_Task description_
Exactly reproduce each entry, leaving out nothing.
— START —
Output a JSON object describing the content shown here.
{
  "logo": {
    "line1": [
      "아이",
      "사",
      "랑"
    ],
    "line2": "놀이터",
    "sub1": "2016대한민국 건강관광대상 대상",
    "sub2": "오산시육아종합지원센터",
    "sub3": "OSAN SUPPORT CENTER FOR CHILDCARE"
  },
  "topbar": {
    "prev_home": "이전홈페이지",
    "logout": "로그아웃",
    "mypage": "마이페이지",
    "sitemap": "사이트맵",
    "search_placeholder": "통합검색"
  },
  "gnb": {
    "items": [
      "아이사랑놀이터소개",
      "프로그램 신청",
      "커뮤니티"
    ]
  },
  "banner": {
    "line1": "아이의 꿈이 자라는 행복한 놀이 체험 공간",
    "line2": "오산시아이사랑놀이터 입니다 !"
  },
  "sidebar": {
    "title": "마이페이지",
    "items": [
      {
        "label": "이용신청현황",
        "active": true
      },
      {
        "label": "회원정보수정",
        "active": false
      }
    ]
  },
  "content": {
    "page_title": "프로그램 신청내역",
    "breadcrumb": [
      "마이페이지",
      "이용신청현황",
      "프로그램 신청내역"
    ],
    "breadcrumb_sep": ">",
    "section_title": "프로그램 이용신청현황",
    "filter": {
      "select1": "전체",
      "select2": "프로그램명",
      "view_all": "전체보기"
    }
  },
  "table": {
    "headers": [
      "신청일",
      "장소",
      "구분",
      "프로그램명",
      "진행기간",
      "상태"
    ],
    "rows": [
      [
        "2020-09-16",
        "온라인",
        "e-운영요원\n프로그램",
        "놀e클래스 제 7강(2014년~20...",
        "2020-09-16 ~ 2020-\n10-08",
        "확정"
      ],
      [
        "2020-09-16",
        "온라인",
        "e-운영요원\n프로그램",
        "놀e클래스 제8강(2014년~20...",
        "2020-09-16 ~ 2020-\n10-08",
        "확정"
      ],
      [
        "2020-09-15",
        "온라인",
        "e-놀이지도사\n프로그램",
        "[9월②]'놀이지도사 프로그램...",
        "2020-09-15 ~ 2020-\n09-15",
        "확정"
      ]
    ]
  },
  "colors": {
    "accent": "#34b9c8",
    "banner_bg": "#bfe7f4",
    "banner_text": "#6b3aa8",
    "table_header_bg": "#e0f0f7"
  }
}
— END —
_Task answer_
Output a JSON object describing the content shown here.
{
  "logo": {
    "line1": [
      "아이",
      "사",
      "랑"
    ],
    "line2": "놀이터",
    "sub1": "2016대한민국 건강관광대상 대상",
    "sub2": "오산시육아종합지원센터",
    "sub3": "OSAN SUPPORT CENTER FOR CHILDCARE"
  },
  "topbar": {
    "prev_home": "이전홈페이지",
    "logout": "로그아웃",
    "mypage": "마이페이지",
    "sitemap": "사이트맵",
    "search_placeholder": "통합검색"
  },
  "gnb": {
    "items": [
      "아이사랑놀이터소개",
      "프로그램 신청",
      "커뮤니티"
    ]
  },
  "banner": {
    "line1": "아이의 꿈이 자라는 행복한 놀이 체험 공간",
    "line2": "오산시아이사랑놀이터 입니다 !"
  },
  "sidebar": {
    "title": "마이페이지",
    "items": [
      {
        "label": "이용신청현황",
        "active": true
      },
      {
        "label": "회원정보수정",
        "active": false
      }
    ]
  },
  "content": {
    "page_title": "프로그램 신청내역",
    "breadcrumb": [
      "마이페이지",
      "이용신청현황",
      "프로그램 신청내역"
    ],
    "breadcrumb_sep": ">",
    "section_title": "프로그램 이용신청현황",
    "filter": {
      "select1": "전체",
      "select2": "프로그램명",
      "view_all": "전체보기"
    }
  },
  "table": {
    "headers": [
      "신청일",
      "장소",
      "구분",
      "프로그램명",
      "진행기간",
      "상태"
    ],
    "rows": [
      [
        "2020-09-16",
        "온라인",
        "e-운영요원\n프로그램",
        "놀e클래스 제 7강(2014년~20...",
        "2020-09-16 ~ 2020-\n10-08",
        "확정"
      ],
      [
        "2020-09-16",
        "온라인",
        "e-운영요원\n프로그램",
        "놀e클래스 제8강(2014년~20...",
        "2020-09-16 ~ 2020-\n10-08",
        "확정"
      ],
      [
        "2020-09-15",
        "온라인",
        "e-놀이지도사\n프로그램",
        "[9월②]'놀이지도사 프로그램...",
        "2020-09-15 ~ 2020-\n09-15",
        "확정"
      ]
    ]
  },
  "colors": {
    "accent": "#34b9c8",
    "banner_bg": "#bfe7f4",
    "banner_text": "#6b3aa8",
    "table_header_bg": "#e0f0f7"
  }
}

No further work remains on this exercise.